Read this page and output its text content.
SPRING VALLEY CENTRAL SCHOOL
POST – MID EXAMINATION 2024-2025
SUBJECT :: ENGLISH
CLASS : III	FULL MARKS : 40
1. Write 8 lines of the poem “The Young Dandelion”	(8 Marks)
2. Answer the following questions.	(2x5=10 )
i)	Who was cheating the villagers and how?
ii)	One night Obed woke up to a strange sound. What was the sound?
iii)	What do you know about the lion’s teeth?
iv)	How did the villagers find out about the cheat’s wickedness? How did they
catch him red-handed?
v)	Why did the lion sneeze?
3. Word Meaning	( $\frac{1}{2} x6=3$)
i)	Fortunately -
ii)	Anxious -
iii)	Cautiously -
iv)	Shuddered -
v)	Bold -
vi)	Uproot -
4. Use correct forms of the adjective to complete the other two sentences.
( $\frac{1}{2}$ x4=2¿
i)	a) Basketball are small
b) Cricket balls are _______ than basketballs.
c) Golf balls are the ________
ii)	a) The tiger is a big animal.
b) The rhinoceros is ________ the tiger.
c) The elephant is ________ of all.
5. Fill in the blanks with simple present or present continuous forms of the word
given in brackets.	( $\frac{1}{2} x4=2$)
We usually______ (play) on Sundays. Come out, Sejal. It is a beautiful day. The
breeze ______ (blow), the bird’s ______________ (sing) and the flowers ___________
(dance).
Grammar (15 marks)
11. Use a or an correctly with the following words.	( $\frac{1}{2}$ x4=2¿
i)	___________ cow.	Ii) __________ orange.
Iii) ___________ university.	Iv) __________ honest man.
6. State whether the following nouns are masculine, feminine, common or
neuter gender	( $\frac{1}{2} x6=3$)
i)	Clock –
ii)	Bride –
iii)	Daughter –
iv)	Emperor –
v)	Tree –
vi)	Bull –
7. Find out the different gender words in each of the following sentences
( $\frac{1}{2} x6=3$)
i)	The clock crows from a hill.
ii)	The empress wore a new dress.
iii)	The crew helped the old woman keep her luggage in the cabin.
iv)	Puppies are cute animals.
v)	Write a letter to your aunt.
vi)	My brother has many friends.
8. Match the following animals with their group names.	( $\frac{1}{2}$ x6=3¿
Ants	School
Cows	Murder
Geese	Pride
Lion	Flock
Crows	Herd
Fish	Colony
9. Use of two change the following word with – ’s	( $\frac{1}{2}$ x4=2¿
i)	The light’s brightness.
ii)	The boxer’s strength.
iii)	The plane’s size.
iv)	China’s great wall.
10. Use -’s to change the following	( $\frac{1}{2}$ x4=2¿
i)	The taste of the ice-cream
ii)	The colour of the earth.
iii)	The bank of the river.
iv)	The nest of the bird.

Exercise requirements:
Gather all lines from the listing above in which "change" occurs.

Output for this task:
9. Use of two change the following word with – ’s	( $\frac{1}{2}$ x4=2¿
10. Use -’s to change the following	( $\frac{1}{2}$ x4=2¿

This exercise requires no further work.